■ Aim ■
Only the pictures are to be left out; set down the rest of the records exactly.

[Dataset entries]
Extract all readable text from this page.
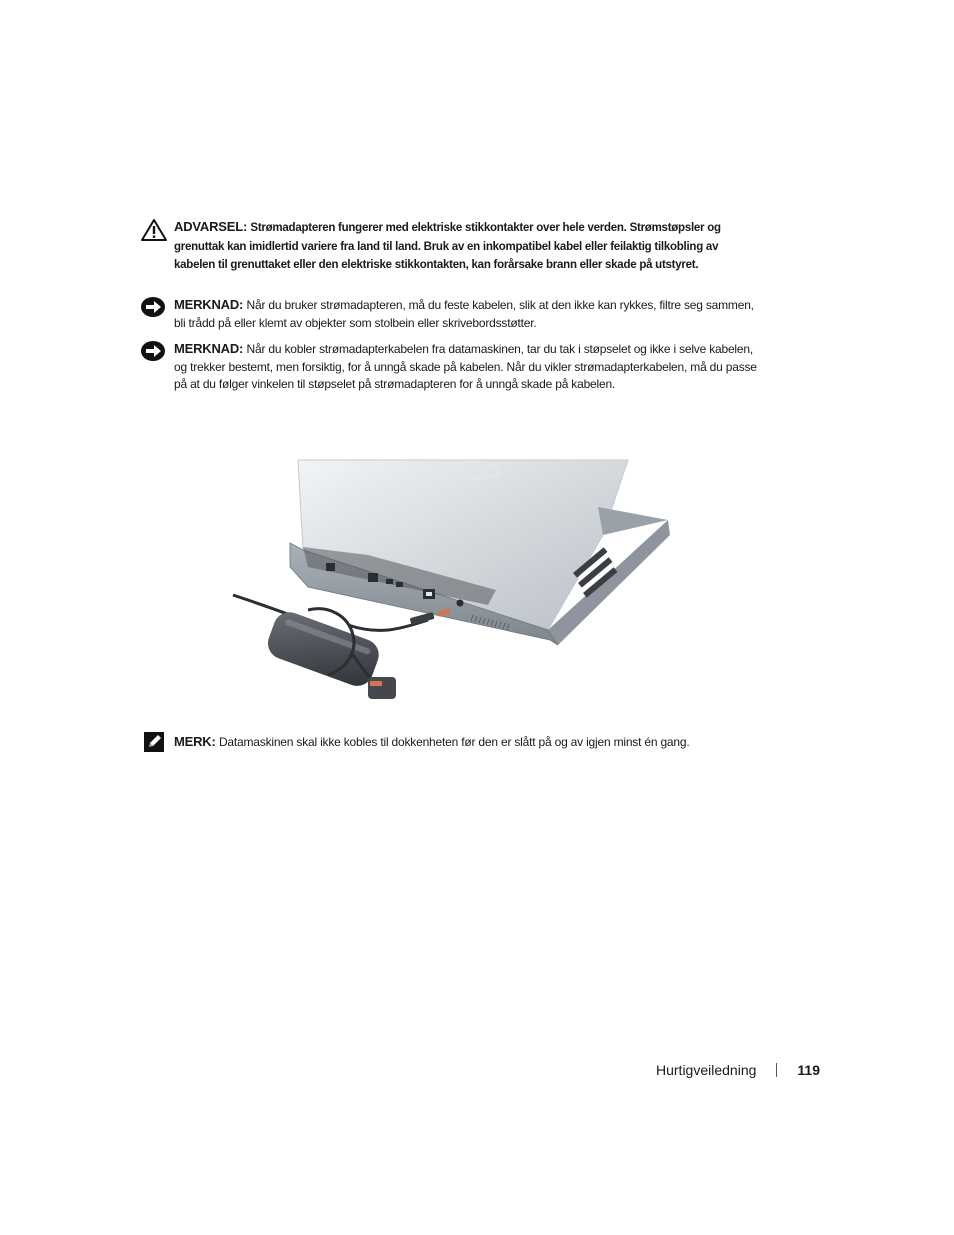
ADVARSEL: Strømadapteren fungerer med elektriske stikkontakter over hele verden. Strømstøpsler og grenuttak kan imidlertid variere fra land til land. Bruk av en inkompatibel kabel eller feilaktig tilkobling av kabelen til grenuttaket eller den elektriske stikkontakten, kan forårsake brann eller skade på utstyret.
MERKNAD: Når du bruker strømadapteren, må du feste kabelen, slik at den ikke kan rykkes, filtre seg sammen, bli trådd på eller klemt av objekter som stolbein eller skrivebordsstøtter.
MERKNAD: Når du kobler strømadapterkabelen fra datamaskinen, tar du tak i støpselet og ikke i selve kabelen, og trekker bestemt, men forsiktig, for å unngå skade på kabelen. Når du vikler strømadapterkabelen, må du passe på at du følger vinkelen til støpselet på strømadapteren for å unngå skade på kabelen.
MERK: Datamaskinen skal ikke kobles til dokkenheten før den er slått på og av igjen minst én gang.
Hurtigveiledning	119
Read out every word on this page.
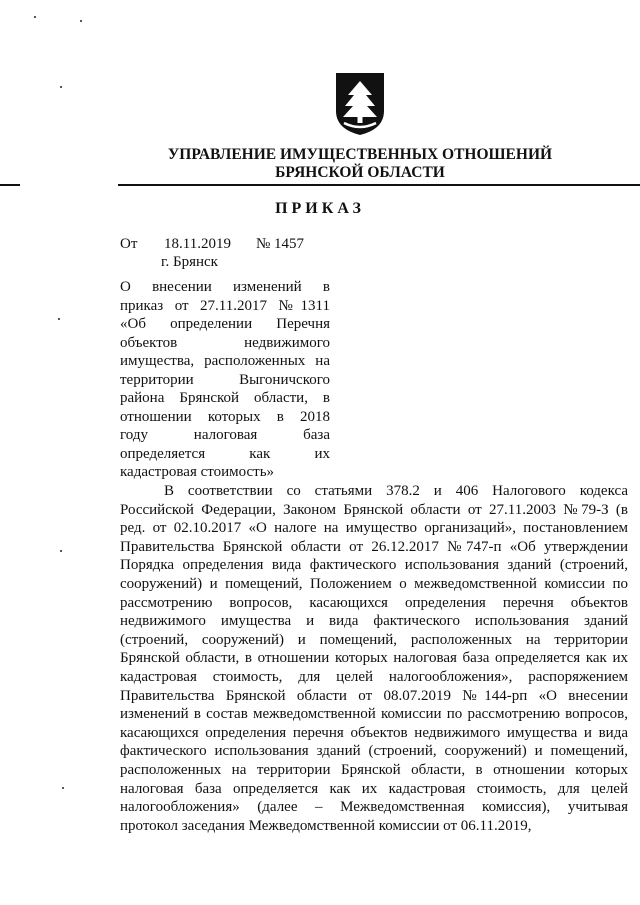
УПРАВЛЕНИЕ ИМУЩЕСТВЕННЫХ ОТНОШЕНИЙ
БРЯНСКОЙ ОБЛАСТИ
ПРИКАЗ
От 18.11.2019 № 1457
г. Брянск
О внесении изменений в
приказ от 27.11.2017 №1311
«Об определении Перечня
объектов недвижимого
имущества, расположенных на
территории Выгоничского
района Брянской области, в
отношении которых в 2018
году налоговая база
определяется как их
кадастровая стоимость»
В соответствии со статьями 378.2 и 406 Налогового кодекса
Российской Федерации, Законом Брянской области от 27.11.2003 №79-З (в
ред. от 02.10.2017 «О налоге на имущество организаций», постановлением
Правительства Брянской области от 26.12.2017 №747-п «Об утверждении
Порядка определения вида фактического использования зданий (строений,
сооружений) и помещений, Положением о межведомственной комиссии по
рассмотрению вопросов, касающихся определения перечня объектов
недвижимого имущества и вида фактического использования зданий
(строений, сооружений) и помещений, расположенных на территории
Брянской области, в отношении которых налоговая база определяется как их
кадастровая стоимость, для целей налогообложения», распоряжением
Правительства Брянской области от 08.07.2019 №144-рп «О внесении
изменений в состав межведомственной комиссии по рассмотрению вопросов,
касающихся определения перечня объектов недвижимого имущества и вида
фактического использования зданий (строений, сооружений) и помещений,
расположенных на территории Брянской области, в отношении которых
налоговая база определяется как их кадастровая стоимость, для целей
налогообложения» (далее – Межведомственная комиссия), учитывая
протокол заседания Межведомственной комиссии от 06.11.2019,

■ Solution to this task ■
Extract all readable text from this page.
ADVARSEL: Strømadapteren fungerer med elektriske stikkontakter over hele verden. Strømstøpsler og grenuttak kan imidlertid variere fra land til land. Bruk av en inkompatibel kabel eller feilaktig tilkobling av kabelen til grenuttaket eller den elektriske stikkontakten, kan forårsake brann eller skade på utstyret.
MERKNAD: Når du bruker strømadapteren, må du feste kabelen, slik at den ikke kan rykkes, filtre seg sammen, bli trådd på eller klemt av objekter som stolbein eller skrivebordsstøtter.
MERKNAD: Når du kobler strømadapterkabelen fra datamaskinen, tar du tak i støpselet og ikke i selve kabelen, og trekker bestemt, men forsiktig, for å unngå skade på kabelen. Når du vikler strømadapterkabelen, må du passe på at du følger vinkelen til støpselet på strømadapteren for å unngå skade på kabelen.
MERK: Datamaskinen skal ikke kobles til dokkenheten før den er slått på og av igjen minst én gang.
Hurtigveiledning	119
Read out every word on this page.
УПРАВЛЕНИЕ ИМУЩЕСТВЕННЫХ ОТНОШЕНИЙ
БРЯНСКОЙ ОБЛАСТИ
ПРИКАЗ
От 18.11.2019 № 1457
г. Брянск
О внесении изменений в
приказ от 27.11.2017 №1311
«Об определении Перечня
объектов недвижимого
имущества, расположенных на
территории Выгоничского
района Брянской области, в
отношении которых в 2018
году налоговая база
определяется как их
кадастровая стоимость»
В соответствии со статьями 378.2 и 406 Налогового кодекса
Российской Федерации, Законом Брянской области от 27.11.2003 №79-З (в
ред. от 02.10.2017 «О налоге на имущество организаций», постановлением
Правительства Брянской области от 26.12.2017 №747-п «Об утверждении
Порядка определения вида фактического использования зданий (строений,
сооружений) и помещений, Положением о межведомственной комиссии по
рассмотрению вопросов, касающихся определения перечня объектов
недвижимого имущества и вида фактического использования зданий
(строений, сооружений) и помещений, расположенных на территории
Брянской области, в отношении которых налоговая база определяется как их
кадастровая стоимость, для целей налогообложения», распоряжением
Правительства Брянской области от 08.07.2019 №144-рп «О внесении
изменений в состав межведомственной комиссии по рассмотрению вопросов,
касающихся определения перечня объектов недвижимого имущества и вида
фактического использования зданий (строений, сооружений) и помещений,
расположенных на территории Брянской области, в отношении которых
налоговая база определяется как их кадастровая стоимость, для целей
налогообложения» (далее – Межведомственная комиссия), учитывая
протокол заседания Межведомственной комиссии от 06.11.2019,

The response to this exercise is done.